● **WHAT YOU WILL DO**
Every line of the data that contains the string "Ride" must be copied.

[ENTRIES PROVIDED Boundary: Start]

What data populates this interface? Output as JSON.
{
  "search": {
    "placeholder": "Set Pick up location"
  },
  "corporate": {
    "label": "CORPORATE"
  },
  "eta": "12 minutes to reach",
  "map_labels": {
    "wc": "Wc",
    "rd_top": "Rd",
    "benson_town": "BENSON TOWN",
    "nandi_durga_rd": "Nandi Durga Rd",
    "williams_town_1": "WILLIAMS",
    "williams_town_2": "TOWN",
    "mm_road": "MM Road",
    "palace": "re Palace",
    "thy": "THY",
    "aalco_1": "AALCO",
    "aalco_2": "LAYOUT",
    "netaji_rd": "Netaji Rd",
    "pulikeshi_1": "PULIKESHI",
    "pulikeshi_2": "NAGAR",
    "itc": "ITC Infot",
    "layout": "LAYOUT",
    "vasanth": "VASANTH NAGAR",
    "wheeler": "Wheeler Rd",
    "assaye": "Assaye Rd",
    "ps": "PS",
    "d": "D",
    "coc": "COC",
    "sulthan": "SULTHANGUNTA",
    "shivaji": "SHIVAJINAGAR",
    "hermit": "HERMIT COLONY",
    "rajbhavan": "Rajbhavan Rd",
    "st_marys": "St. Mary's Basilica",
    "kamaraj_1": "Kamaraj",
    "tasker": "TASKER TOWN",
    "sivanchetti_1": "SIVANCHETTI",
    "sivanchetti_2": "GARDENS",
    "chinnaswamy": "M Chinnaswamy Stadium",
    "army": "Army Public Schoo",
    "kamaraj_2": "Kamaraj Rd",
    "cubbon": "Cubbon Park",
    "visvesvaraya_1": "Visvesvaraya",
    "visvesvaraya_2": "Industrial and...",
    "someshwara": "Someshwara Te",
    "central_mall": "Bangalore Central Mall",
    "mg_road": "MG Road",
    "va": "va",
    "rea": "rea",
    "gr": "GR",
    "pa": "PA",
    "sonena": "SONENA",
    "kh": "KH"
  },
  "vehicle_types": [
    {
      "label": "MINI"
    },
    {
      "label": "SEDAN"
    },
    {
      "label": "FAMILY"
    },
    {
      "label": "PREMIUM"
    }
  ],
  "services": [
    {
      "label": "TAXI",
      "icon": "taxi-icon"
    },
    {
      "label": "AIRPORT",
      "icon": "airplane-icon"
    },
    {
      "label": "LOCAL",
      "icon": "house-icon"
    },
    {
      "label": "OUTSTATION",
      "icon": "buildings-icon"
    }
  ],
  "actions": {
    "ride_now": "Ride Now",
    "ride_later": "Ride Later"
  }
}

[ENTRIES PROVIDED Boundary: End]

● **YOUR SOLUTION**
    "ride_now": "Ride Now",
    "ride_later": "Ride Later"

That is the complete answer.